EXTRACT TO READ:
-- Start --
If you follow sci/tech news you’ve probably hard about “Wii Fit,” a new version of the wildly popular Nintendo video game system. It seems like a brilliant concept–video games that will get people up and moving and sweating by making exercise fun and challenging.
Now, I haven’t tried “Wii Fit.” (In fact, I’ve never played a “Wii” game, period, although they look extremely cool and I’d like to give it a whirl). So what follows is based purely on what I’ve read and seen on the web…
So first, according to the Wii Fit website:
“The active-play phenomenon started by Wii Sports now spreads to your whole body thanks to the pressure-sensitive Wii Balance Board (name not final), which comes packed with Wii Fit. The board is used for an extensive array of fun and dynamic activities, including aerobics, yoga, muscle stretches and games. Many of these activities focus towards providing a “core” workout, a popular exercise method that emphasizes slower, controlled motions. Family members will have fun staying active and talking about and comparing their results and progress on a new channel on the Wii Menu.”
If the video of people using the Wii Fit balance board is an accurate representation of how it works (you can watch the video on the Wii Fit website), it looks like this may have some merit as a viable exercise game/system/whatever. The games shown in the video include yoga, dancing, something involving blocking soccer balls with your head, pushups, and hoola-hooping. The balance board is the key–it measures your weight, ability to balance, counts your pushups, and gives you some sense of how well you’re doing, fitness-wise.
-- End --
(Records of where elements appear)
-- Start --
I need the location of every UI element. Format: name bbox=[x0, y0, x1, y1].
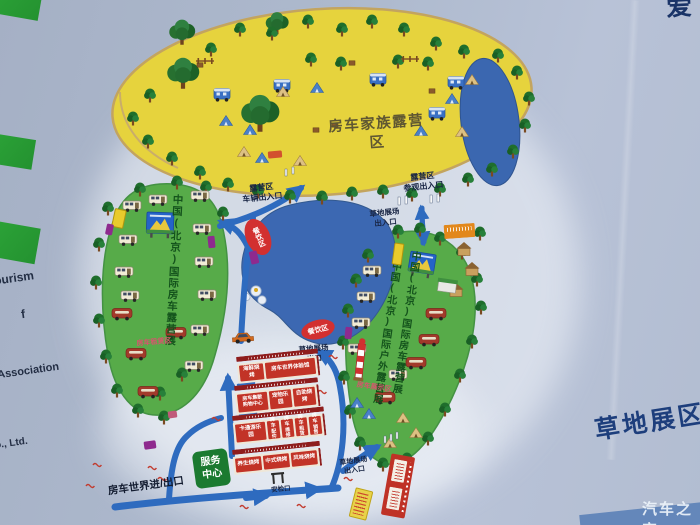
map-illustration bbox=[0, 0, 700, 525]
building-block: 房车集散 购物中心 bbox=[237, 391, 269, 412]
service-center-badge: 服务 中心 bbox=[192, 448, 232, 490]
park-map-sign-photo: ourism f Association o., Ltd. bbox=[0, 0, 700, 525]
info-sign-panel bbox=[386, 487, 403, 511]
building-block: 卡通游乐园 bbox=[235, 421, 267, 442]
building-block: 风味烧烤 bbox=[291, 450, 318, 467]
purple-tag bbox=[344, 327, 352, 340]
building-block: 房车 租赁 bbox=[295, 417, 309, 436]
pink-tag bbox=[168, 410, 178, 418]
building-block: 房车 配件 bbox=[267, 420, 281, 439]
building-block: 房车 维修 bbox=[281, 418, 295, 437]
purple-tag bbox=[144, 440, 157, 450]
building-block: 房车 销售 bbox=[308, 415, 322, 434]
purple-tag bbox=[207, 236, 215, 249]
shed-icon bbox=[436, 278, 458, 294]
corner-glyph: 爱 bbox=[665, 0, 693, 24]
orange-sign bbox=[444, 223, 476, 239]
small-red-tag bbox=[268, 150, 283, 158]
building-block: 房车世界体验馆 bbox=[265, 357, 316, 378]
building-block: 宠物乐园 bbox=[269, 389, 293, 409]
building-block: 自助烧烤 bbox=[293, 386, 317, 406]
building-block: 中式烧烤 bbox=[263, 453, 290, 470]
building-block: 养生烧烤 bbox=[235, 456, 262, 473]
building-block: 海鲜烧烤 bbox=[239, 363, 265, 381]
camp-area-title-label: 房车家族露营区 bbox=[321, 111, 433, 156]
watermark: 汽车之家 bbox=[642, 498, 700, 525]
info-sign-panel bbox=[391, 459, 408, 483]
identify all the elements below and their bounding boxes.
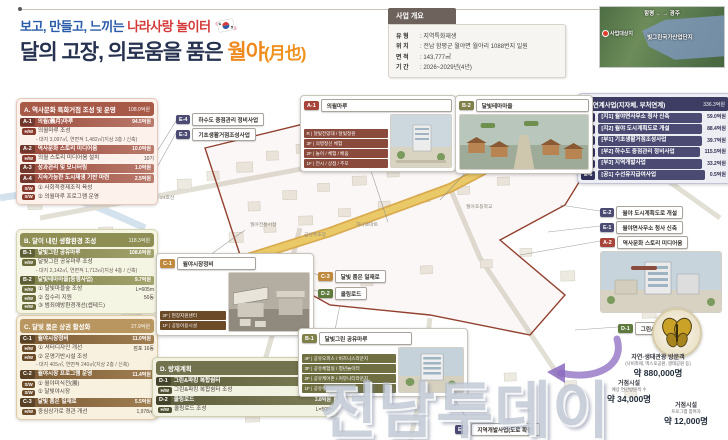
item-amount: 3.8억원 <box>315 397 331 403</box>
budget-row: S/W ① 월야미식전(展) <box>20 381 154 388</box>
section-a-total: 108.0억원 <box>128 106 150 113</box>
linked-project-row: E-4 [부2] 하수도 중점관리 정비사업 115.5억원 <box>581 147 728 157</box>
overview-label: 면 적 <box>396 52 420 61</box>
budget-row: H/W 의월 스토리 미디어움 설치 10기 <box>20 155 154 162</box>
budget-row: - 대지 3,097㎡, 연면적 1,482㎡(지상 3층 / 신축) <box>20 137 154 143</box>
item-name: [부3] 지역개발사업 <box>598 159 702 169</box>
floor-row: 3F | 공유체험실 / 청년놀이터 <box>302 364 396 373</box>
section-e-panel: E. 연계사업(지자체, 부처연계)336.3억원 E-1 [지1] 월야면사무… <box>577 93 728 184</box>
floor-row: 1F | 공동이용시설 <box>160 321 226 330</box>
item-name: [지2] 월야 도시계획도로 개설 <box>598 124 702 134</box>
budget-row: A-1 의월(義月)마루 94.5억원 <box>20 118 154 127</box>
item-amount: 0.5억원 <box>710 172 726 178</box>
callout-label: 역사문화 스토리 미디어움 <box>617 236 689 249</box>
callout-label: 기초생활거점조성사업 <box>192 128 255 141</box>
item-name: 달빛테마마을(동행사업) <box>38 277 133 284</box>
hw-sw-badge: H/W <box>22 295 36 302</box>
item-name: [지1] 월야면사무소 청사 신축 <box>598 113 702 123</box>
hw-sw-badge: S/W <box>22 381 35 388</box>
-- End --
GIVEN INSTRUCTION 1: Reproduce the records unchanged from the line containing "item-amount: 3.8억원 <box>315 397 331 403</box>" through the line containing "budget-row: A-1 의월(義月)마루", including both of those lines.
GIVEN INSTRUCTION 2: Pick up the post about Wii Fit and keep writing from the point where it stops.

TASK RESULT 1:
item-amount: 3.8억원 <box>315 397 331 403</box>
budget-row: S/W ① 월야미식전(展) <box>20 381 154 388</box>
section-a-total: 108.0억원 <box>128 106 150 113</box>
linked-project-row: E-4 [부2] 하수도 중점관리 정비사업 115.5억원 <box>581 147 728 157</box>
overview-label: 면 적 <box>396 52 420 61</box>
budget-row: H/W 의월 스토리 미디어움 설치 10기 <box>20 155 154 162</box>
budget-row: - 대지 3,097㎡, 연면적 1,482㎡(지상 3층 / 신축) <box>20 137 154 143</box>
item-name: [부3] 지역개발사업 <box>598 159 702 169</box>
floor-row: 3F | 공유체험실 / 청년놀이터 <box>302 364 396 373</box>
section-e-panel: E. 연계사업(지자체, 부처연계)336.3억원 E-1 [지1] 월야면사무… <box>577 93 728 184</box>
floor-row: 1F | 공동이용시설 <box>160 321 226 330</box>
item-name: [지2] 월야 도시계획도로 개설 <box>598 124 702 134</box>
budget-row: A-1 의월(義月)마루 94.5억원 <box>20 118 154 127</box>

TASK RESULT 2:
So the big question is, of course, can these games and activities really get and keep you in shape? Or is Wii Fit really just a very cool toy that you’ll use for a few weeks or maybe months and then shove in the closet once the novelty wears off?
Here are my two cents …
Based on what I saw on the promotional video, doing these virtual exercises requires an openness to some seriously goofy-looking behavior. The dance and hoola-hoops games, especially, would take some getting used to. The yoga game looks kinda cool–you follow the lead of a virtual avatar yoga teacher. And the soccer blocking game looks fun. It involves a lot of bending from the waist and thrusting with the head. I’m not sure if this gives you much of an aerobic workout, but it does seem amusing.
I suppose that any movement is better than none. Jumping around on a Wii balance board is better than sitting on the couch watching TV or playing regular video games, I guess. But my hunch is that most nutrition/fitness experts will tell you that not video game comes close to real, old-fashioned exercise. A month or so ago I interviewed Colleen Green, a fitness researchers at the University of Michigan. (You can read/listen to the produced program here.) I asked her about the health benefits of so-called active video games like Wii tennis and Dance-Dance revolution. She told me that Wii tennis (where you swing the controller sort of like you would a raquette) comes nowhere near burning the same amount of calories as playing real tennis.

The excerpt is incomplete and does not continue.